EXERCISE TASK: Pick out the lines in the listing below that contain the word "subtitle" and copy them.

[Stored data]
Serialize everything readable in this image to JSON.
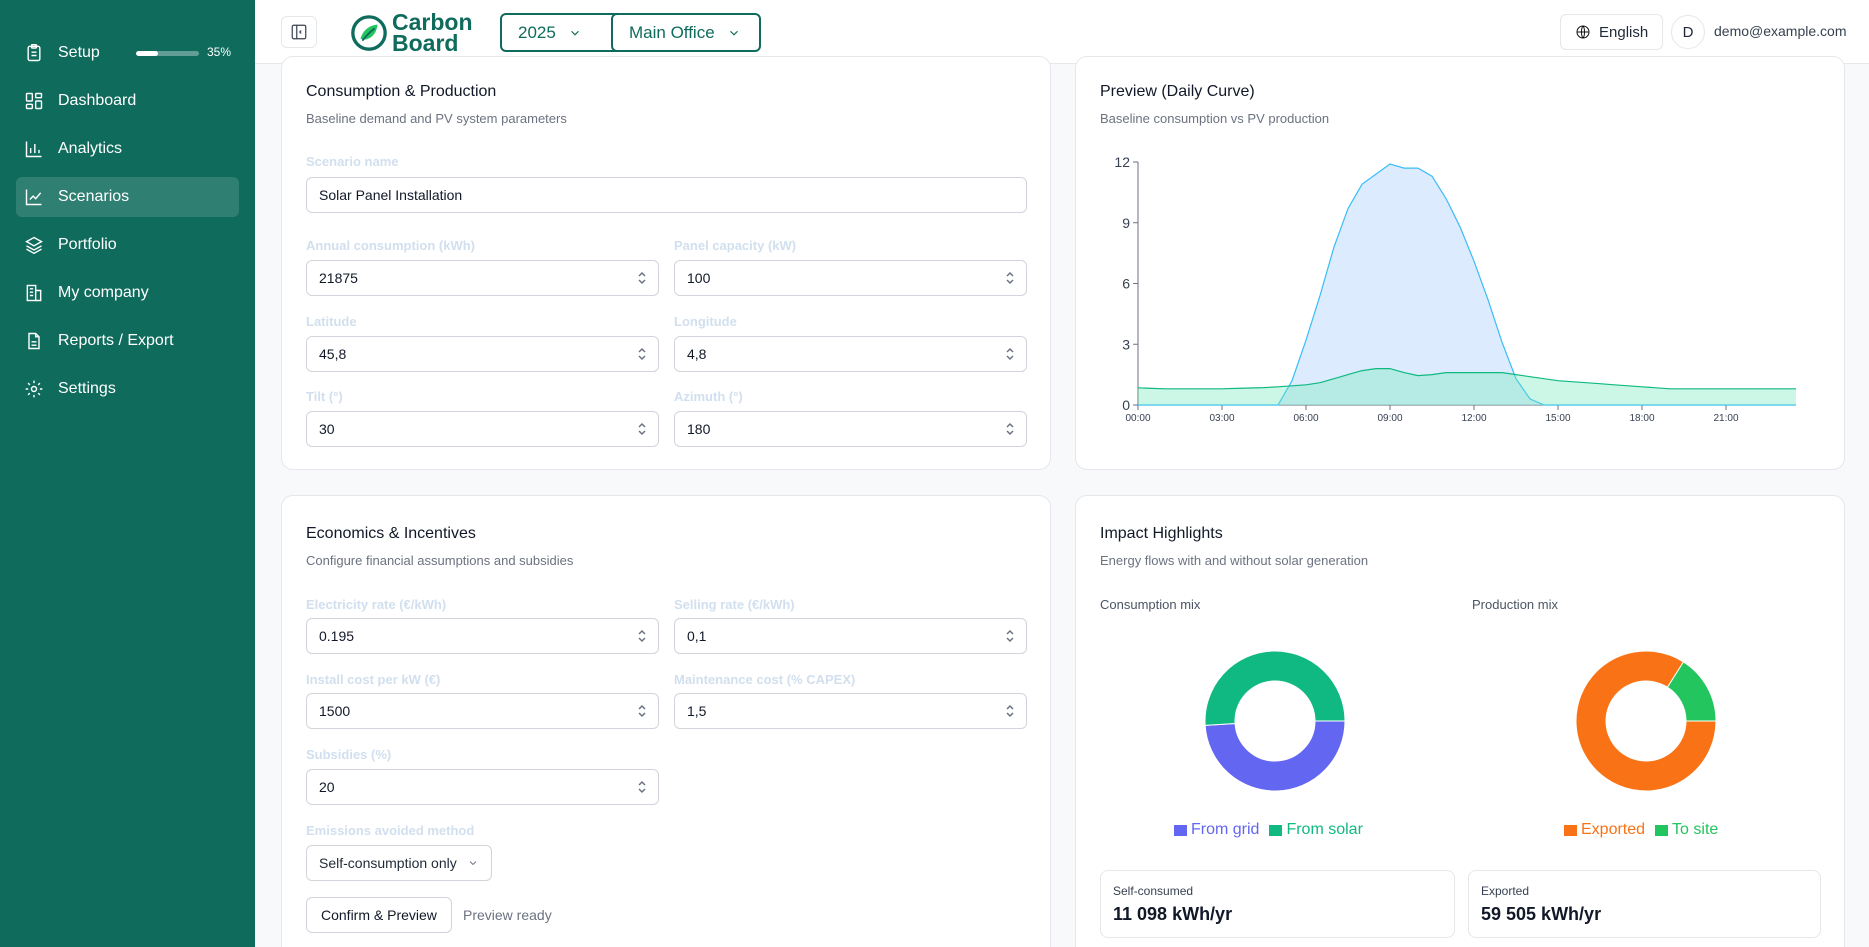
{
  "sidebar": {
    "setup_label": "Setup",
    "setup_progress_text": "35%",
    "setup_progress": 35,
    "items": [
      {
        "label": "Dashboard"
      },
      {
        "label": "Analytics"
      },
      {
        "label": "Scenarios"
      },
      {
        "label": "Portfolio"
      },
      {
        "label": "My company"
      },
      {
        "label": "Reports / Export"
      },
      {
        "label": "Settings"
      }
    ]
  },
  "header": {
    "logo_line1": "Carbon",
    "logo_line2": "Board",
    "year": "2025",
    "site": "Main Office",
    "language": "English",
    "avatar_initial": "D",
    "email": "demo@example.com"
  },
  "consumption": {
    "title": "Consumption & Production",
    "subtitle": "Baseline demand and PV system parameters",
    "scenario_label": "Scenario name",
    "scenario_value": "Solar Panel Installation",
    "annual_label": "Annual consumption (kWh)",
    "annual_value": "21875",
    "panel_label": "Panel capacity (kW)",
    "panel_value": "100",
    "lat_label": "Latitude",
    "lat_value": "45,8",
    "lon_label": "Longitude",
    "lon_value": "4,8",
    "tilt_label": "Tilt (°)",
    "tilt_value": "30",
    "azimuth_label": "Azimuth (°)",
    "azimuth_value": "180"
  },
  "economics": {
    "title": "Economics & Incentives",
    "subtitle": "Configure financial assumptions and subsidies",
    "elec_label": "Electricity rate (€/kWh)",
    "elec_value": "0.195",
    "sell_label": "Selling rate (€/kWh)",
    "sell_value": "0,1",
    "install_label": "Install cost per kW (€)",
    "install_value": "1500",
    "maint_label": "Maintenance cost (% CAPEX)",
    "maint_value": "1,5",
    "subsidies_label": "Subsidies (%)",
    "subsidies_value": "20",
    "emissions_label": "Emissions avoided method",
    "emissions_value": "Self-consumption only",
    "confirm_label": "Confirm & Preview",
    "status": "Preview ready"
  },
  "preview": {
    "title": "Preview (Daily Curve)",
    "subtitle": "Baseline consumption vs PV production"
  },
  "impact": {
    "title": "Impact Highlights",
    "subtitle": "Energy flows with and without solar generation",
    "consumption_mix_label": "Consumption mix",
    "production_mix_label": "Production mix",
    "self_consumed_label": "Self-consumed",
    "self_consumed_value": "11 098 kWh/yr",
    "exported_label": "Exported",
    "exported_value": "59 505 kWh/yr"
  },
  "colors": {
    "brand": "#0f6b5c",
    "grid": "#6366f1",
    "solar": "#10b981",
    "exported": "#f97316",
    "to_site": "#22c55e"
  },
  "chart_data": [
    {
      "type": "area",
      "title": "Preview (Daily Curve)",
      "xlabel": "",
      "ylabel": "",
      "ylim": [
        0,
        12
      ],
      "yticks": [
        0,
        3,
        6,
        9,
        12
      ],
      "xticks": [
        "00:00",
        "03:00",
        "06:00",
        "09:00",
        "12:00",
        "15:00",
        "18:00",
        "21:00"
      ],
      "x": [
        0,
        0.5,
        1,
        1.5,
        2,
        2.5,
        3,
        3.5,
        4,
        4.5,
        5,
        5.5,
        6,
        6.5,
        7,
        7.5,
        8,
        8.5,
        9,
        9.5,
        10,
        10.5,
        11,
        11.5,
        12,
        12.5,
        13,
        13.5,
        14,
        14.5,
        15,
        15.5,
        16,
        16.5,
        17,
        17.5,
        18,
        18.5,
        19,
        19.5,
        20,
        20.5,
        21,
        21.5,
        22,
        22.5,
        23.5
      ],
      "series": [
        {
          "name": "PV production",
          "color": "#38bdf8",
          "values": [
            0,
            0,
            0,
            0,
            0,
            0,
            0,
            0,
            0,
            0,
            0,
            1.2,
            3.2,
            5.4,
            7.8,
            9.7,
            10.9,
            11.4,
            11.9,
            11.7,
            11.7,
            11.3,
            10.2,
            8.8,
            7.1,
            5.2,
            3.1,
            1.3,
            0.3,
            0,
            0,
            0,
            0,
            0,
            0,
            0,
            0,
            0,
            0,
            0,
            0,
            0,
            0,
            0,
            0,
            0,
            0
          ]
        },
        {
          "name": "Baseline consumption",
          "color": "#10b981",
          "values": [
            0.85,
            0.82,
            0.8,
            0.8,
            0.8,
            0.8,
            0.8,
            0.82,
            0.84,
            0.86,
            0.9,
            0.95,
            1.0,
            1.1,
            1.3,
            1.5,
            1.7,
            1.8,
            1.8,
            1.6,
            1.45,
            1.5,
            1.6,
            1.6,
            1.6,
            1.6,
            1.6,
            1.5,
            1.4,
            1.3,
            1.2,
            1.15,
            1.1,
            1.05,
            1.0,
            0.95,
            0.9,
            0.85,
            0.8,
            0.8,
            0.8,
            0.8,
            0.8,
            0.8,
            0.8,
            0.8,
            0.8
          ]
        }
      ]
    },
    {
      "type": "pie",
      "title": "Consumption mix",
      "categories": [
        "From grid",
        "From solar"
      ],
      "values": [
        49,
        51
      ],
      "colors": [
        "#6366f1",
        "#10b981"
      ]
    },
    {
      "type": "pie",
      "title": "Production mix",
      "categories": [
        "Exported",
        "To site"
      ],
      "values": [
        84,
        16
      ],
      "colors": [
        "#f97316",
        "#22c55e"
      ]
    }
  ]
}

RESULT OF THE TASK:
    "subtitle": "Baseline demand and PV system parameters",
    "subtitle": "Configure financial assumptions and subsidies",
    "subtitle": "Baseline consumption vs PV production"
    "subtitle": "Energy flows with and without solar generation",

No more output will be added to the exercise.